Your task is to repeat the entries word for word while leaving out the pictures.

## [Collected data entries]
## START

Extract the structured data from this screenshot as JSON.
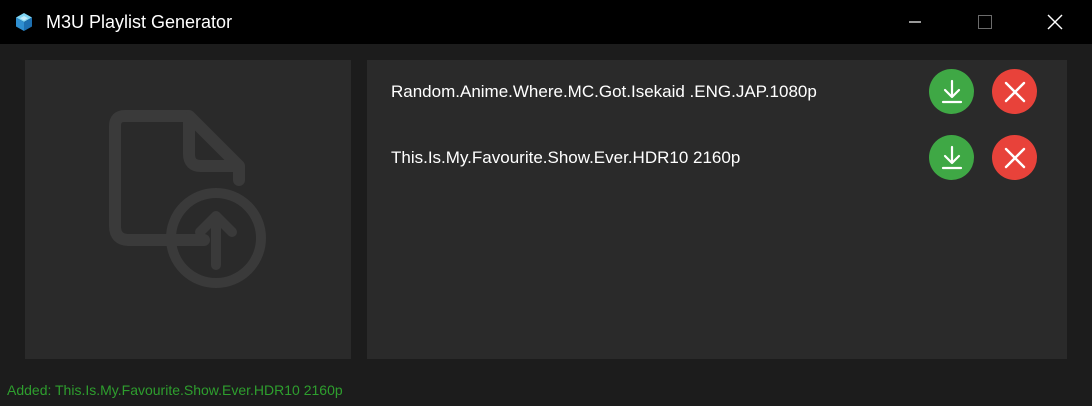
{
  "window": {
    "title": "M3U Playlist Generator",
    "icon": "app-cube-icon"
  },
  "controls": {
    "minimize_icon": "minimize-icon",
    "maximize_icon": "maximize-icon",
    "close_icon": "close-icon"
  },
  "drop_zone": {
    "icon": "file-upload-icon"
  },
  "playlist": {
    "items": [
      {
        "label": "Random.Anime.Where.MC.Got.Isekaid .ENG.JAP.1080p",
        "download_icon": "download-icon",
        "remove_icon": "remove-icon"
      },
      {
        "label": "This.Is.My.Favourite.Show.Ever.HDR10 2160p",
        "download_icon": "download-icon",
        "remove_icon": "remove-icon"
      }
    ]
  },
  "status": {
    "text": "Added: This.Is.My.Favourite.Show.Ever.HDR10 2160p"
  },
  "colors": {
    "accent_green": "#3fa845",
    "accent_red": "#e8423a",
    "status_green": "#2e9e2e",
    "panel": "#2a2a2a",
    "background": "#1c1c1c",
    "titlebar": "#000000",
    "icon_muted": "#3a3a3a"
  }
}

## END

## [Result of the exercise]
Extract the structured data from this screenshot as JSON.
{
  "window": {
    "title": "M3U Playlist Generator",
    "icon": "app-cube-icon"
  },
  "controls": {
    "minimize_icon": "minimize-icon",
    "maximize_icon": "maximize-icon",
    "close_icon": "close-icon"
  },
  "drop_zone": {
    "icon": "file-upload-icon"
  },
  "playlist": {
    "items": [
      {
        "label": "Random.Anime.Where.MC.Got.Isekaid .ENG.JAP.1080p",
        "download_icon": "download-icon",
        "remove_icon": "remove-icon"
      },
      {
        "label": "This.Is.My.Favourite.Show.Ever.HDR10 2160p",
        "download_icon": "download-icon",
        "remove_icon": "remove-icon"
      }
    ]
  },
  "status": {
    "text": "Added: This.Is.My.Favourite.Show.Ever.HDR10 2160p"
  },
  "colors": {
    "accent_green": "#3fa845",
    "accent_red": "#e8423a",
    "status_green": "#2e9e2e",
    "panel": "#2a2a2a",
    "background": "#1c1c1c",
    "titlebar": "#000000",
    "icon_muted": "#3a3a3a"
  }
}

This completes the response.